- **Material shown**:
====================

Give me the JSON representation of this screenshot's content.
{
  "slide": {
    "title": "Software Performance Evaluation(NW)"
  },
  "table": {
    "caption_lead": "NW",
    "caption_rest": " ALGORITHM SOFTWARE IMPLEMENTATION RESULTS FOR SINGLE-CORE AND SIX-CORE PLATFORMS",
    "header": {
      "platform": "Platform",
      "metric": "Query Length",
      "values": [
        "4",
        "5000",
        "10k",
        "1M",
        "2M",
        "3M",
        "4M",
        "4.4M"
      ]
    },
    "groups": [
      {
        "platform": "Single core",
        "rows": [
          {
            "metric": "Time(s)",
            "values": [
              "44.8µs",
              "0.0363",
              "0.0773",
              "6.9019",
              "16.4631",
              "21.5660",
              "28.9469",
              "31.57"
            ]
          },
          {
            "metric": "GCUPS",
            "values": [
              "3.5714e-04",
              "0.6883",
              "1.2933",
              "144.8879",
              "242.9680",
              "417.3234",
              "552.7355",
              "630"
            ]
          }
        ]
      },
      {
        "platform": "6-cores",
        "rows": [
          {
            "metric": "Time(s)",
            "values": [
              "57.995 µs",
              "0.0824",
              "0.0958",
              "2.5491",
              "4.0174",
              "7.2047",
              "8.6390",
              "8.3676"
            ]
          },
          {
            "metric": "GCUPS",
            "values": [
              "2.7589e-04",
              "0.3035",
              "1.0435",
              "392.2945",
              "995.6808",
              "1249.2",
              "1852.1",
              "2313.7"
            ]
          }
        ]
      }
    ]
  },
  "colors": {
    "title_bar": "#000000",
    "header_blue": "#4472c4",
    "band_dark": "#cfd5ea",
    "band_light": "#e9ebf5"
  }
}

====================

Return the entries in full, keeping every line exactly as it is.

- **Expected answer**:
Give me the JSON representation of this screenshot's content.
{
  "slide": {
    "title": "Software Performance Evaluation(NW)"
  },
  "table": {
    "caption_lead": "NW",
    "caption_rest": " ALGORITHM SOFTWARE IMPLEMENTATION RESULTS FOR SINGLE-CORE AND SIX-CORE PLATFORMS",
    "header": {
      "platform": "Platform",
      "metric": "Query Length",
      "values": [
        "4",
        "5000",
        "10k",
        "1M",
        "2M",
        "3M",
        "4M",
        "4.4M"
      ]
    },
    "groups": [
      {
        "platform": "Single core",
        "rows": [
          {
            "metric": "Time(s)",
            "values": [
              "44.8µs",
              "0.0363",
              "0.0773",
              "6.9019",
              "16.4631",
              "21.5660",
              "28.9469",
              "31.57"
            ]
          },
          {
            "metric": "GCUPS",
            "values": [
              "3.5714e-04",
              "0.6883",
              "1.2933",
              "144.8879",
              "242.9680",
              "417.3234",
              "552.7355",
              "630"
            ]
          }
        ]
      },
      {
        "platform": "6-cores",
        "rows": [
          {
            "metric": "Time(s)",
            "values": [
              "57.995 µs",
              "0.0824",
              "0.0958",
              "2.5491",
              "4.0174",
              "7.2047",
              "8.6390",
              "8.3676"
            ]
          },
          {
            "metric": "GCUPS",
            "values": [
              "2.7589e-04",
              "0.3035",
              "1.0435",
              "392.2945",
              "995.6808",
              "1249.2",
              "1852.1",
              "2313.7"
            ]
          }
        ]
      }
    ]
  },
  "colors": {
    "title_bar": "#000000",
    "header_blue": "#4472c4",
    "band_dark": "#cfd5ea",
    "band_light": "#e9ebf5"
  }
}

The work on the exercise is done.